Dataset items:
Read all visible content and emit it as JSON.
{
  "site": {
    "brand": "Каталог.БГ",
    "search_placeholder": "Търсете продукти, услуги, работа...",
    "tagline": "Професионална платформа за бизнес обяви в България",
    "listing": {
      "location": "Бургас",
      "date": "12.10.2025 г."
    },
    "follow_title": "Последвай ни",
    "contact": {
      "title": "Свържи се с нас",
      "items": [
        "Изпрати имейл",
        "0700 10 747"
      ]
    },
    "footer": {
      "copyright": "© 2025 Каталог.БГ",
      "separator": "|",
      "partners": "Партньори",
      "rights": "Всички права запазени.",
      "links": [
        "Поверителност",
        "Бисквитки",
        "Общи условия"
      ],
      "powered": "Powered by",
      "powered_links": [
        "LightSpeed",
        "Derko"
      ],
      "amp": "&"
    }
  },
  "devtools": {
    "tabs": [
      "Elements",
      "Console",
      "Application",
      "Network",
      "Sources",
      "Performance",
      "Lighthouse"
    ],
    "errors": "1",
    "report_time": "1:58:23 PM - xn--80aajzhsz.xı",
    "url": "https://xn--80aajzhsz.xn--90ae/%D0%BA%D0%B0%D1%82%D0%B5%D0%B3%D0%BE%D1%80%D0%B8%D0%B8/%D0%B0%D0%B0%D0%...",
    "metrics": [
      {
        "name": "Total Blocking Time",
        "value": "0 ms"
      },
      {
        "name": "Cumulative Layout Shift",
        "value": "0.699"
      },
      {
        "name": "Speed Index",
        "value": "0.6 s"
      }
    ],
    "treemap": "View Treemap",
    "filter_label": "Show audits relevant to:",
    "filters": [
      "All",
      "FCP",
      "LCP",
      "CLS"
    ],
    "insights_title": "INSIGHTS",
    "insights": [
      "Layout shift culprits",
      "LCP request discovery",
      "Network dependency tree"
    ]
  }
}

### Required work
Repeat every record exactly as written, please.

### Output of the exercise
Read all visible content and emit it as JSON.
{
  "site": {
    "brand": "Каталог.БГ",
    "search_placeholder": "Търсете продукти, услуги, работа...",
    "tagline": "Професионална платформа за бизнес обяви в България",
    "listing": {
      "location": "Бургас",
      "date": "12.10.2025 г."
    },
    "follow_title": "Последвай ни",
    "contact": {
      "title": "Свържи се с нас",
      "items": [
        "Изпрати имейл",
        "0700 10 747"
      ]
    },
    "footer": {
      "copyright": "© 2025 Каталог.БГ",
      "separator": "|",
      "partners": "Партньори",
      "rights": "Всички права запазени.",
      "links": [
        "Поверителност",
        "Бисквитки",
        "Общи условия"
      ],
      "powered": "Powered by",
      "powered_links": [
        "LightSpeed",
        "Derko"
      ],
      "amp": "&"
    }
  },
  "devtools": {
    "tabs": [
      "Elements",
      "Console",
      "Application",
      "Network",
      "Sources",
      "Performance",
      "Lighthouse"
    ],
    "errors": "1",
    "report_time": "1:58:23 PM - xn--80aajzhsz.xı",
    "url": "https://xn--80aajzhsz.xn--90ae/%D0%BA%D0%B0%D1%82%D0%B5%D0%B3%D0%BE%D1%80%D0%B8%D0%B8/%D0%B0%D0%B0%D0%...",
    "metrics": [
      {
        "name": "Total Blocking Time",
        "value": "0 ms"
      },
      {
        "name": "Cumulative Layout Shift",
        "value": "0.699"
      },
      {
        "name": "Speed Index",
        "value": "0.6 s"
      }
    ],
    "treemap": "View Treemap",
    "filter_label": "Show audits relevant to:",
    "filters": [
      "All",
      "FCP",
      "LCP",
      "CLS"
    ],
    "insights_title": "INSIGHTS",
    "insights": [
      "Layout shift culprits",
      "LCP request discovery",
      "Network dependency tree"
    ]
  }
}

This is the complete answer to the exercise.